» GIVEN REQUEST:
Omit images. Retype all entries verbatim.

>> start MATERIAL PROVIDED

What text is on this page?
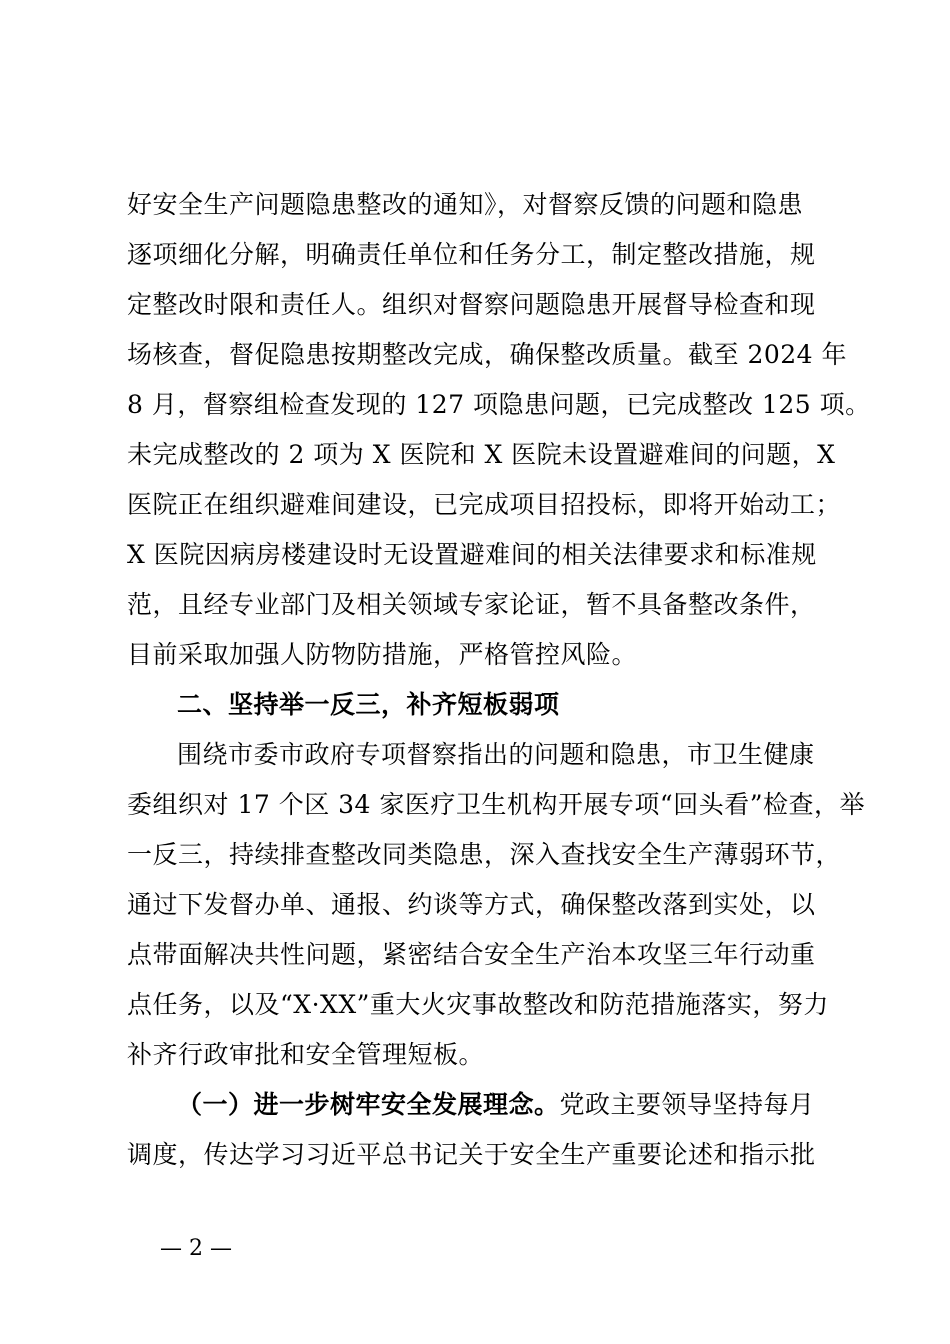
好安全生产问题隐患整改的通知》，对督察反馈的问题和隐患
逐项细化分解，明确责任单位和任务分工，制定整改措施，规
定整改时限和责任人。组织对督察问题隐患开展督导检查和现
场核查，督促隐患按期整改完成，确保整改质量。截至 2024 年
8 月，督察组检查发现的 127 项隐患问题，已完成整改 125 项。
未完成整改的 2 项为 X 医院和 X 医院未设置避难间的问题，X
医院正在组织避难间建设，已完成项目招投标，即将开始动工；
X 医院因病房楼建设时无设置避难间的相关法律要求和标准规
范，且经专业部门及相关领域专家论证，暂不具备整改条件，
目前采取加强人防物防措施，严格管控风险。
二、坚持举一反三，补齐短板弱项
围绕市委市政府专项督察指出的问题和隐患，市卫生健康
委组织对 17 个区 34 家医疗卫生机构开展专项“回头看”检查，举
一反三，持续排查整改同类隐患，深入查找安全生产薄弱环节，
通过下发督办单、通报、约谈等方式，确保整改落到实处，以
点带面解决共性问题，紧密结合安全生产治本攻坚三年行动重
点任务，以及“X·XX”重大火灾事故整改和防范措施落实，努力
补齐行政审批和安全管理短板。
（一）进一步树牢安全发展理念。党政主要领导坚持每月
调度，传达学习习近平总书记关于安全生产重要论述和指示批
— 2 —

>> end MATERIAL PROVIDED

» THE RESPONSE:
What text is on this page?
好安全生产问题隐患整改的通知》，对督察反馈的问题和隐患
逐项细化分解，明确责任单位和任务分工，制定整改措施，规
定整改时限和责任人。组织对督察问题隐患开展督导检查和现
场核查，督促隐患按期整改完成，确保整改质量。截至 2024 年
8 月，督察组检查发现的 127 项隐患问题，已完成整改 125 项。
未完成整改的 2 项为 X 医院和 X 医院未设置避难间的问题，X
医院正在组织避难间建设，已完成项目招投标，即将开始动工；
X 医院因病房楼建设时无设置避难间的相关法律要求和标准规
范，且经专业部门及相关领域专家论证，暂不具备整改条件，
目前采取加强人防物防措施，严格管控风险。
二、坚持举一反三，补齐短板弱项
围绕市委市政府专项督察指出的问题和隐患，市卫生健康
委组织对 17 个区 34 家医疗卫生机构开展专项“回头看”检查，举
一反三，持续排查整改同类隐患，深入查找安全生产薄弱环节，
通过下发督办单、通报、约谈等方式，确保整改落到实处，以
点带面解决共性问题，紧密结合安全生产治本攻坚三年行动重
点任务，以及“X·XX”重大火灾事故整改和防范措施落实，努力
补齐行政审批和安全管理短板。
（一）进一步树牢安全发展理念。党政主要领导坚持每月
调度，传达学习习近平总书记关于安全生产重要论述和指示批
— 2 —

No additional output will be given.